(Job) All of the material should be reproduced exactly, with pictures left out.

(Entries from a dataset)
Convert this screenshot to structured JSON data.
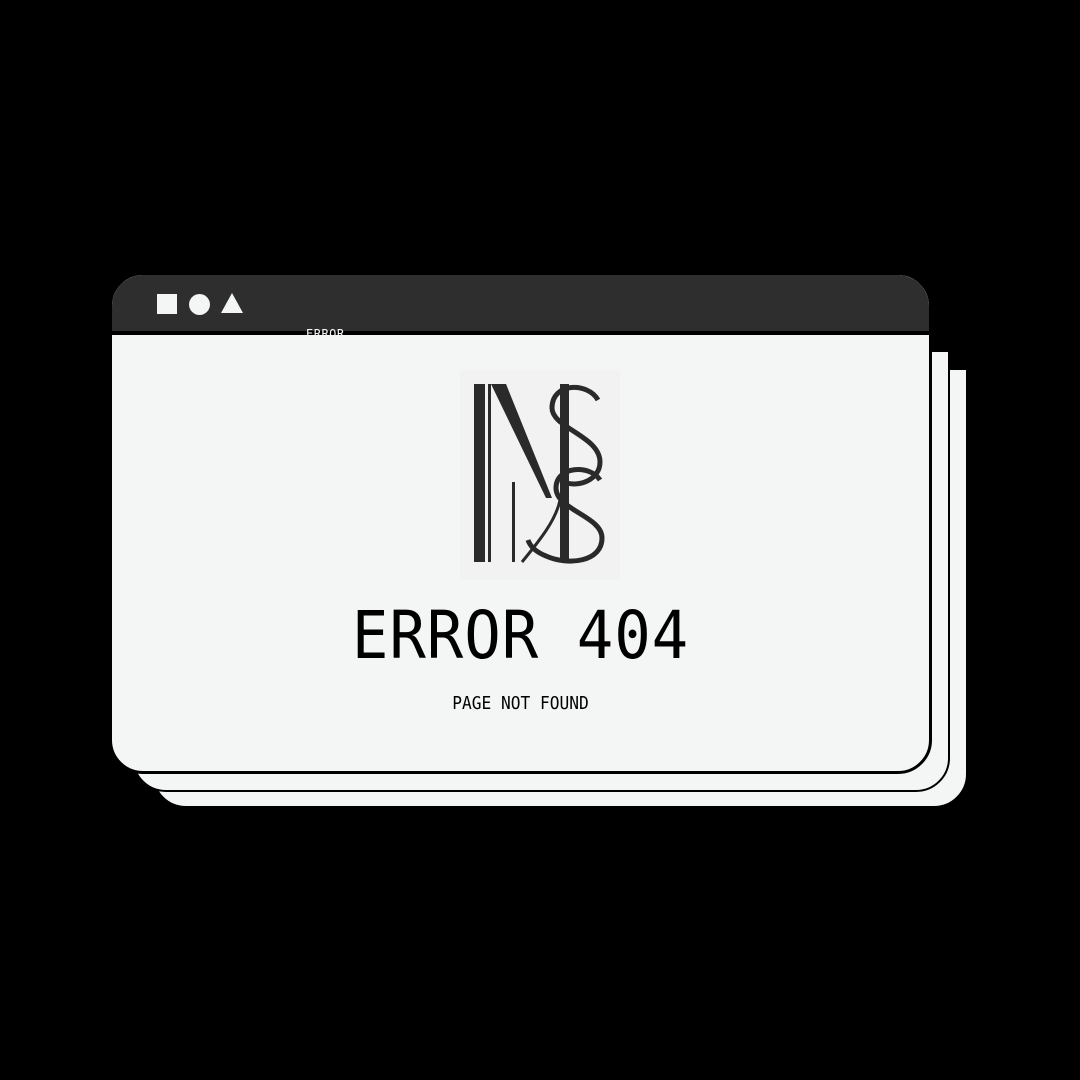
{
  "window": {
    "tab_label": "ERROR",
    "controls": [
      "square-icon",
      "circle-icon",
      "triangle-icon"
    ]
  },
  "logo": {
    "text": "NS",
    "name": "ns-monogram-logo"
  },
  "error": {
    "title": "ERROR 404",
    "subtitle": "PAGE NOT FOUND"
  },
  "colors": {
    "background": "#000000",
    "titlebar": "#2e2e2e",
    "window": "#f4f6f5",
    "text": "#000000",
    "logo_ink": "#2a2a2a"
  }
}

(Task response)
Convert this screenshot to structured JSON data.
{
  "window": {
    "tab_label": "ERROR",
    "controls": [
      "square-icon",
      "circle-icon",
      "triangle-icon"
    ]
  },
  "logo": {
    "text": "NS",
    "name": "ns-monogram-logo"
  },
  "error": {
    "title": "ERROR 404",
    "subtitle": "PAGE NOT FOUND"
  },
  "colors": {
    "background": "#000000",
    "titlebar": "#2e2e2e",
    "window": "#f4f6f5",
    "text": "#000000",
    "logo_ink": "#2a2a2a"
  }
}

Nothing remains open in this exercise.